───── Dataset content ─────

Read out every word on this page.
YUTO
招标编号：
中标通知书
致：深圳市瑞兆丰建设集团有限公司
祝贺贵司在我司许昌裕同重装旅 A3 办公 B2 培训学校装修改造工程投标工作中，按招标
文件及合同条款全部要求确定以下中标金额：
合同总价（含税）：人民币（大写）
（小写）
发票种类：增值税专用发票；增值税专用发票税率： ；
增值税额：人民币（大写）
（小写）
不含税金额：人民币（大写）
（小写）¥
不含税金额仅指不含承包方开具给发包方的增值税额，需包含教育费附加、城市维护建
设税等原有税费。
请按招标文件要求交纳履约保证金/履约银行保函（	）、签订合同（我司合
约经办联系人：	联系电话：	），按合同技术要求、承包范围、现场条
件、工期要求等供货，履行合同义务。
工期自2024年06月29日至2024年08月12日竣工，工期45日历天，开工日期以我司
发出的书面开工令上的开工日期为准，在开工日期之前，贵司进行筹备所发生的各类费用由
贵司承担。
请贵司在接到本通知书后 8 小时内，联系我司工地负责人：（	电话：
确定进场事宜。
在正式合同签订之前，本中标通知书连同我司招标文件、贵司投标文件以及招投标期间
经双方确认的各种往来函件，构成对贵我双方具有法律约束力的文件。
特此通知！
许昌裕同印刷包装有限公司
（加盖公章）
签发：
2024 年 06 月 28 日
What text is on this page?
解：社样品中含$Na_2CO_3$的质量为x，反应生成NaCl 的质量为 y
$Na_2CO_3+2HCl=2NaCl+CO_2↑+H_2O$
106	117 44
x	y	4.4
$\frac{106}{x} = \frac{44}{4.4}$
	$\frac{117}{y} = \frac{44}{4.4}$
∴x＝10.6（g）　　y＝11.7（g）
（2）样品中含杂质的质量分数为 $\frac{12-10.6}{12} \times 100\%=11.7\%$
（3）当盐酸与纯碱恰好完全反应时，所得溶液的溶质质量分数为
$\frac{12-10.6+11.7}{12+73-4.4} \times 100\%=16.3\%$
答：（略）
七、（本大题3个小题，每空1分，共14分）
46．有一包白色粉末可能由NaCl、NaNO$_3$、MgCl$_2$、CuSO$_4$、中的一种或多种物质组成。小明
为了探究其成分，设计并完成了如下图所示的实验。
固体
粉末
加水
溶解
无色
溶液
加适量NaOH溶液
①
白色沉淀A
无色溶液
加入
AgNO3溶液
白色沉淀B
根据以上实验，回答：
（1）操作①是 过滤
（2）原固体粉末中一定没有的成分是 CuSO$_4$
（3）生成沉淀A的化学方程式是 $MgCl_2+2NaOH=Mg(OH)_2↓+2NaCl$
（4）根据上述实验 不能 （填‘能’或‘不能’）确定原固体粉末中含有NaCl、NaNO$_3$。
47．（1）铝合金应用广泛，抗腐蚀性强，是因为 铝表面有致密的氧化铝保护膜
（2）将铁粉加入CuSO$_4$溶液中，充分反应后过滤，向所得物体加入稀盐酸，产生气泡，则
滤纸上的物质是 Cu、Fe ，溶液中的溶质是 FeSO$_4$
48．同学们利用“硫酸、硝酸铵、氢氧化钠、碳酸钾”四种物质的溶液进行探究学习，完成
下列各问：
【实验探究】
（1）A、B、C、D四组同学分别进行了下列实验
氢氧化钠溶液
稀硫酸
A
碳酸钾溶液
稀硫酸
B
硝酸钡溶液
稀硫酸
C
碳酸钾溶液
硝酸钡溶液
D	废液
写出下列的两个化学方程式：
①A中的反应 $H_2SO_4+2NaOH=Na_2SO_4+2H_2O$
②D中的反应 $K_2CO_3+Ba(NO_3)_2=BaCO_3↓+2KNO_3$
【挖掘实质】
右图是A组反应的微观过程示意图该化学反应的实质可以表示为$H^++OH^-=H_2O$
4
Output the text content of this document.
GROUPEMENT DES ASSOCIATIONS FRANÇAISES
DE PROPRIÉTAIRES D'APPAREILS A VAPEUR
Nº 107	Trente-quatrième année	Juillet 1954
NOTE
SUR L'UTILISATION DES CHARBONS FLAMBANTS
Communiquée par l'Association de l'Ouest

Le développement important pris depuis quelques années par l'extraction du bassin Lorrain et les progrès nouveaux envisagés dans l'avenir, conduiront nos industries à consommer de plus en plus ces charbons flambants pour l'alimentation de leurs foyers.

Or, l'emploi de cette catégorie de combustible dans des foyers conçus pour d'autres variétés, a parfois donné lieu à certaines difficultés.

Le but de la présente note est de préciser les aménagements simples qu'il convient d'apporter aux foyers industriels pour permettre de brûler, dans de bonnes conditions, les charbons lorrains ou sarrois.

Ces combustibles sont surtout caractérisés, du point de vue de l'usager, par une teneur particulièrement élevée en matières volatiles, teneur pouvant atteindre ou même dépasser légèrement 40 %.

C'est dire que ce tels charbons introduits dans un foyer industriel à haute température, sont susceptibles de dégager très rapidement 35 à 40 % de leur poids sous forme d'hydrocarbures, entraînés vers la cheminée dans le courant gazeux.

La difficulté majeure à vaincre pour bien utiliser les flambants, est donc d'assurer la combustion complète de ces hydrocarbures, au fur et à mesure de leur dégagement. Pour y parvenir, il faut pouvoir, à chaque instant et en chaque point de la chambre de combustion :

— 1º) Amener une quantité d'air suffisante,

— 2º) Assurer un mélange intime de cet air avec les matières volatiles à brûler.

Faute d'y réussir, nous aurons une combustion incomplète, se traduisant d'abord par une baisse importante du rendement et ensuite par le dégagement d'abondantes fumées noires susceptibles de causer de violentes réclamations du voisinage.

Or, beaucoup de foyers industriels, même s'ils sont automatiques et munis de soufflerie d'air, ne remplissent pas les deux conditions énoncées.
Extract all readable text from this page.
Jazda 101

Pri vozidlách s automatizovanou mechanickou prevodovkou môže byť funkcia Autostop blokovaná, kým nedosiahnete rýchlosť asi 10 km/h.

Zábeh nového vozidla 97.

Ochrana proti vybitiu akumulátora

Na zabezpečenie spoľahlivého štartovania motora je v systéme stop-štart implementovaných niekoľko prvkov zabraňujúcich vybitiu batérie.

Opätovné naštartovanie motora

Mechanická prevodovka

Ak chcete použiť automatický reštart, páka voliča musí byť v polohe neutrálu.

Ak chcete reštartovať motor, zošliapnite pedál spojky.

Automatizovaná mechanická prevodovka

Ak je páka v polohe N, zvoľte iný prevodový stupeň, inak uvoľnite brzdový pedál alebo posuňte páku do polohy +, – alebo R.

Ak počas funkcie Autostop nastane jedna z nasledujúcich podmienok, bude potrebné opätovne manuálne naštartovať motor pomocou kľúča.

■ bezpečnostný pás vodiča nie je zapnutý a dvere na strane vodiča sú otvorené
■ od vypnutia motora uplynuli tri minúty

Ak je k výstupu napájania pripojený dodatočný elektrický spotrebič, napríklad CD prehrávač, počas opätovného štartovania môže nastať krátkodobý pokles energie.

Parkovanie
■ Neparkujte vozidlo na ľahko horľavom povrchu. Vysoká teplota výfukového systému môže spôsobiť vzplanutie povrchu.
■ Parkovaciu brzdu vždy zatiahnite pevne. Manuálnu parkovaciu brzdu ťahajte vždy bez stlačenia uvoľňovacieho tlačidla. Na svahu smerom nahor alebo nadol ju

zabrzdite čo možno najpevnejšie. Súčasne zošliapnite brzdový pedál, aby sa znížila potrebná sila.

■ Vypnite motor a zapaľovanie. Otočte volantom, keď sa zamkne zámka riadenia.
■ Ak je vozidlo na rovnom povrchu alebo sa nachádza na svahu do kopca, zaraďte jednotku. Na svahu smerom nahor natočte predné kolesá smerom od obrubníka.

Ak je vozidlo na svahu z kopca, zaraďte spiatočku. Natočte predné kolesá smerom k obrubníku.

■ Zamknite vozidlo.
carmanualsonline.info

─────

- [Stated exercise] Output the entries verbatim.

- [Response to the exercise]
Read out every word on this page.
YUTO
招标编号：
中标通知书
致：深圳市瑞兆丰建设集团有限公司
祝贺贵司在我司许昌裕同重装旅 A3 办公 B2 培训学校装修改造工程投标工作中，按招标
文件及合同条款全部要求确定以下中标金额：
合同总价（含税）：人民币（大写）
（小写）
发票种类：增值税专用发票；增值税专用发票税率： ；
增值税额：人民币（大写）
（小写）
不含税金额：人民币（大写）
（小写）¥
不含税金额仅指不含承包方开具给发包方的增值税额，需包含教育费附加、城市维护建
设税等原有税费。
请按招标文件要求交纳履约保证金/履约银行保函（	）、签订合同（我司合
约经办联系人：	联系电话：	），按合同技术要求、承包范围、现场条
件、工期要求等供货，履行合同义务。
工期自2024年06月29日至2024年08月12日竣工，工期45日历天，开工日期以我司
发出的书面开工令上的开工日期为准，在开工日期之前，贵司进行筹备所发生的各类费用由
贵司承担。
请贵司在接到本通知书后 8 小时内，联系我司工地负责人：（	电话：
确定进场事宜。
在正式合同签订之前，本中标通知书连同我司招标文件、贵司投标文件以及招投标期间
经双方确认的各种往来函件，构成对贵我双方具有法律约束力的文件。
特此通知！
许昌裕同印刷包装有限公司
（加盖公章）
签发：
2024 年 06 月 28 日
What text is on this page?
解：社样品中含$Na_2CO_3$的质量为x，反应生成NaCl 的质量为 y
$Na_2CO_3+2HCl=2NaCl+CO_2↑+H_2O$
106	117 44
x	y	4.4
$\frac{106}{x} = \frac{44}{4.4}$
	$\frac{117}{y} = \frac{44}{4.4}$
∴x＝10.6（g）　　y＝11.7（g）
（2）样品中含杂质的质量分数为 $\frac{12-10.6}{12} \times 100\%=11.7\%$
（3）当盐酸与纯碱恰好完全反应时，所得溶液的溶质质量分数为
$\frac{12-10.6+11.7}{12+73-4.4} \times 100\%=16.3\%$
答：（略）
七、（本大题3个小题，每空1分，共14分）
46．有一包白色粉末可能由NaCl、NaNO$_3$、MgCl$_2$、CuSO$_4$、中的一种或多种物质组成。小明
为了探究其成分，设计并完成了如下图所示的实验。
固体
粉末
加水
溶解
无色
溶液
加适量NaOH溶液
①
白色沉淀A
无色溶液
加入
AgNO3溶液
白色沉淀B
根据以上实验，回答：
（1）操作①是 过滤
（2）原固体粉末中一定没有的成分是 CuSO$_4$
（3）生成沉淀A的化学方程式是 $MgCl_2+2NaOH=Mg(OH)_2↓+2NaCl$
（4）根据上述实验 不能 （填‘能’或‘不能’）确定原固体粉末中含有NaCl、NaNO$_3$。
47．（1）铝合金应用广泛，抗腐蚀性强，是因为 铝表面有致密的氧化铝保护膜
（2）将铁粉加入CuSO$_4$溶液中，充分反应后过滤，向所得物体加入稀盐酸，产生气泡，则
滤纸上的物质是 Cu、Fe ，溶液中的溶质是 FeSO$_4$
48．同学们利用“硫酸、硝酸铵、氢氧化钠、碳酸钾”四种物质的溶液进行探究学习，完成
下列各问：
【实验探究】
（1）A、B、C、D四组同学分别进行了下列实验
氢氧化钠溶液
稀硫酸
A
碳酸钾溶液
稀硫酸
B
硝酸钡溶液
稀硫酸
C
碳酸钾溶液
硝酸钡溶液
D	废液
写出下列的两个化学方程式：
①A中的反应 $H_2SO_4+2NaOH=Na_2SO_4+2H_2O$
②D中的反应 $K_2CO_3+Ba(NO_3)_2=BaCO_3↓+2KNO_3$
【挖掘实质】
右图是A组反应的微观过程示意图该化学反应的实质可以表示为$H^++OH^-=H_2O$
4
Output the text content of this document.
GROUPEMENT DES ASSOCIATIONS FRANÇAISES
DE PROPRIÉTAIRES D'APPAREILS A VAPEUR
Nº 107	Trente-quatrième année	Juillet 1954
NOTE
SUR L'UTILISATION DES CHARBONS FLAMBANTS
Communiquée par l'Association de l'Ouest

Le développement important pris depuis quelques années par l'extraction du bassin Lorrain et les progrès nouveaux envisagés dans l'avenir, conduiront nos industries à consommer de plus en plus ces charbons flambants pour l'alimentation de leurs foyers.

Or, l'emploi de cette catégorie de combustible dans des foyers conçus pour d'autres variétés, a parfois donné lieu à certaines difficultés.

Le but de la présente note est de préciser les aménagements simples qu'il convient d'apporter aux foyers industriels pour permettre de brûler, dans de bonnes conditions, les charbons lorrains ou sarrois.

Ces combustibles sont surtout caractérisés, du point de vue de l'usager, par une teneur particulièrement élevée en matières volatiles, teneur pouvant atteindre ou même dépasser légèrement 40 %.

C'est dire que ce tels charbons introduits dans un foyer industriel à haute température, sont susceptibles de dégager très rapidement 35 à 40 % de leur poids sous forme d'hydrocarbures, entraînés vers la cheminée dans le courant gazeux.

La difficulté majeure à vaincre pour bien utiliser les flambants, est donc d'assurer la combustion complète de ces hydrocarbures, au fur et à mesure de leur dégagement. Pour y parvenir, il faut pouvoir, à chaque instant et en chaque point de la chambre de combustion :

— 1º) Amener une quantité d'air suffisante,

— 2º) Assurer un mélange intime de cet air avec les matières volatiles à brûler.

Faute d'y réussir, nous aurons une combustion incomplète, se traduisant d'abord par une baisse importante du rendement et ensuite par le dégagement d'abondantes fumées noires susceptibles de causer de violentes réclamations du voisinage.

Or, beaucoup de foyers industriels, même s'ils sont automatiques et munis de soufflerie d'air, ne remplissent pas les deux conditions énoncées.
Extract all readable text from this page.
Jazda 101

Pri vozidlách s automatizovanou mechanickou prevodovkou môže byť funkcia Autostop blokovaná, kým nedosiahnete rýchlosť asi 10 km/h.

Zábeh nového vozidla 97.

Ochrana proti vybitiu akumulátora

Na zabezpečenie spoľahlivého štartovania motora je v systéme stop-štart implementovaných niekoľko prvkov zabraňujúcich vybitiu batérie.

Opätovné naštartovanie motora

Mechanická prevodovka

Ak chcete použiť automatický reštart, páka voliča musí byť v polohe neutrálu.

Ak chcete reštartovať motor, zošliapnite pedál spojky.

Automatizovaná mechanická prevodovka

Ak je páka v polohe N, zvoľte iný prevodový stupeň, inak uvoľnite brzdový pedál alebo posuňte páku do polohy +, – alebo R.

Ak počas funkcie Autostop nastane jedna z nasledujúcich podmienok, bude potrebné opätovne manuálne naštartovať motor pomocou kľúča.

■ bezpečnostný pás vodiča nie je zapnutý a dvere na strane vodiča sú otvorené
■ od vypnutia motora uplynuli tri minúty

Ak je k výstupu napájania pripojený dodatočný elektrický spotrebič, napríklad CD prehrávač, počas opätovného štartovania môže nastať krátkodobý pokles energie.

Parkovanie
■ Neparkujte vozidlo na ľahko horľavom povrchu. Vysoká teplota výfukového systému môže spôsobiť vzplanutie povrchu.
■ Parkovaciu brzdu vždy zatiahnite pevne. Manuálnu parkovaciu brzdu ťahajte vždy bez stlačenia uvoľňovacieho tlačidla. Na svahu smerom nahor alebo nadol ju

zabrzdite čo možno najpevnejšie. Súčasne zošliapnite brzdový pedál, aby sa znížila potrebná sila.

■ Vypnite motor a zapaľovanie. Otočte volantom, keď sa zamkne zámka riadenia.
■ Ak je vozidlo na rovnom povrchu alebo sa nachádza na svahu do kopca, zaraďte jednotku. Na svahu smerom nahor natočte predné kolesá smerom od obrubníka.

Ak je vozidlo na svahu z kopca, zaraďte spiatočku. Natočte predné kolesá smerom k obrubníku.

■ Zamknite vozidlo.
carmanualsonline.info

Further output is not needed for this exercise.